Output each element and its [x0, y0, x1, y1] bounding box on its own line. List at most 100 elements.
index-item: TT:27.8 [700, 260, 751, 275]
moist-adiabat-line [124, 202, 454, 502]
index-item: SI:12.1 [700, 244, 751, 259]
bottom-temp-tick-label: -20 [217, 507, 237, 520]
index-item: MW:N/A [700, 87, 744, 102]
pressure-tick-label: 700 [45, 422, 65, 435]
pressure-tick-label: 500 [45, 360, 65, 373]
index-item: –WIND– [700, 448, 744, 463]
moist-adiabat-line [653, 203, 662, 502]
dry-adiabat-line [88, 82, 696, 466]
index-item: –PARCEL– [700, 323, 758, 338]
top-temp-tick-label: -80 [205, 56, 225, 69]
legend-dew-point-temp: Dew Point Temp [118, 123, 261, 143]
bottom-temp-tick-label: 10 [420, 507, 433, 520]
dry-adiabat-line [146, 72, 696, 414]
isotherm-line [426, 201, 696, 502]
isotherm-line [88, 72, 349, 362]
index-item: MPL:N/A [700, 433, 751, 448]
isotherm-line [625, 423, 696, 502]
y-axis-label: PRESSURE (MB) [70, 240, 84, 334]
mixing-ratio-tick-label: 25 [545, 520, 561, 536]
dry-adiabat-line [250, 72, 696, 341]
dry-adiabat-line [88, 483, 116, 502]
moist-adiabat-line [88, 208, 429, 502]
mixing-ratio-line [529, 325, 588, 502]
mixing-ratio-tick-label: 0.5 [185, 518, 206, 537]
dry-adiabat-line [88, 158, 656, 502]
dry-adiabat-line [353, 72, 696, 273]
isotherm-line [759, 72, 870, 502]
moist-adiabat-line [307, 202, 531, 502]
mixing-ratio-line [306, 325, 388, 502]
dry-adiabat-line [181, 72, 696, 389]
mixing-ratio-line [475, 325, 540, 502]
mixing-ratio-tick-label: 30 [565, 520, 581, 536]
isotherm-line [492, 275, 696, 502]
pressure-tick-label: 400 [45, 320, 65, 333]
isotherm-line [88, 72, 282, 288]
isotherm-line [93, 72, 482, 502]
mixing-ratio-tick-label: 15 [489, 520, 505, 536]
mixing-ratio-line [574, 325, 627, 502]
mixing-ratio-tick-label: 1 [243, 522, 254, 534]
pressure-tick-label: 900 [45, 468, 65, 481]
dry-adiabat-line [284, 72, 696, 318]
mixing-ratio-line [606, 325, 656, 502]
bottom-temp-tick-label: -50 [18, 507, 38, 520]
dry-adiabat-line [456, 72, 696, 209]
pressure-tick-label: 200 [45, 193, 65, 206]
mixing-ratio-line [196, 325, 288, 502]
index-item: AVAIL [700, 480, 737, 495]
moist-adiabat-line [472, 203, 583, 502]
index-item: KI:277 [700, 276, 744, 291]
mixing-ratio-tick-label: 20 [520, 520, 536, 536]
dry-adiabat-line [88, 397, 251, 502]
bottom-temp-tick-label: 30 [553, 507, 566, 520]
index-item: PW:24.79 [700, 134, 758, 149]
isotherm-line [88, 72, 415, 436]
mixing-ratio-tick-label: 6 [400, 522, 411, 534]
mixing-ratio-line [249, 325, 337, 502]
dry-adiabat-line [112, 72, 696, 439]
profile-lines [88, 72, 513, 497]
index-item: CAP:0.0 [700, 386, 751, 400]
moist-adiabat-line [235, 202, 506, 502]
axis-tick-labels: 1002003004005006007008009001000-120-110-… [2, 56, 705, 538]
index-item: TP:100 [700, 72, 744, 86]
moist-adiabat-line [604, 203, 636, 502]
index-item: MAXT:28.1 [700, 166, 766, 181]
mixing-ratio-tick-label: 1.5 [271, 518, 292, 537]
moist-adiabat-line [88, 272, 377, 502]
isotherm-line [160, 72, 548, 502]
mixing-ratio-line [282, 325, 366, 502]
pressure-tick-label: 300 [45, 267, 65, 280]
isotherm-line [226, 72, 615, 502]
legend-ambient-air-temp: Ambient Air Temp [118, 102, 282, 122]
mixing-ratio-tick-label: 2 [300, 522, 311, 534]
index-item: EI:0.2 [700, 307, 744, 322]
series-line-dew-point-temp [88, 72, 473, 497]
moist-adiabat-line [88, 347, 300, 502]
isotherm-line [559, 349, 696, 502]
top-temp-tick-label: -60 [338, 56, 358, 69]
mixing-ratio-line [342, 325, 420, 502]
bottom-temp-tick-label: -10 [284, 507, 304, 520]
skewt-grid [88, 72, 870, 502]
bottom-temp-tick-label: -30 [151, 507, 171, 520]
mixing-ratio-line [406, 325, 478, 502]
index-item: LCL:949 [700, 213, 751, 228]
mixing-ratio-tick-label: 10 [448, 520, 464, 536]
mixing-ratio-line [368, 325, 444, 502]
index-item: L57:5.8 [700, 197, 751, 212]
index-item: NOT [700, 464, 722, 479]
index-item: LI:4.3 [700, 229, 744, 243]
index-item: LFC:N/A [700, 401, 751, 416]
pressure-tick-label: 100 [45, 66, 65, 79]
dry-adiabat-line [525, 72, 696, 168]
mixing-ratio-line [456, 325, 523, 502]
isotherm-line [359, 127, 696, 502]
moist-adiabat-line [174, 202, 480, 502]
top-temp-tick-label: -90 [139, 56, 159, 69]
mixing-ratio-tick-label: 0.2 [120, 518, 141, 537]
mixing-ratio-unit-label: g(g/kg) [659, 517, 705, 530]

#### EXERCISE AIM
Reproduce the rows above verbatim, starting with the first row and stopping after the row that contains "top-temp-tick-label: -80 [205, 56, 225, 69]".

#### ANSWER TO THE TASK
Output each element and its [x0, y0, x1, y1] bounding box on its own line. List at most 100 elements.
index-item: TT:27.8 [700, 260, 751, 275]
moist-adiabat-line [124, 202, 454, 502]
index-item: SI:12.1 [700, 244, 751, 259]
bottom-temp-tick-label: -20 [217, 507, 237, 520]
index-item: MW:N/A [700, 87, 744, 102]
pressure-tick-label: 700 [45, 422, 65, 435]
pressure-tick-label: 500 [45, 360, 65, 373]
index-item: –WIND– [700, 448, 744, 463]
moist-adiabat-line [653, 203, 662, 502]
dry-adiabat-line [88, 82, 696, 466]
index-item: –PARCEL– [700, 323, 758, 338]
top-temp-tick-label: -80 [205, 56, 225, 69]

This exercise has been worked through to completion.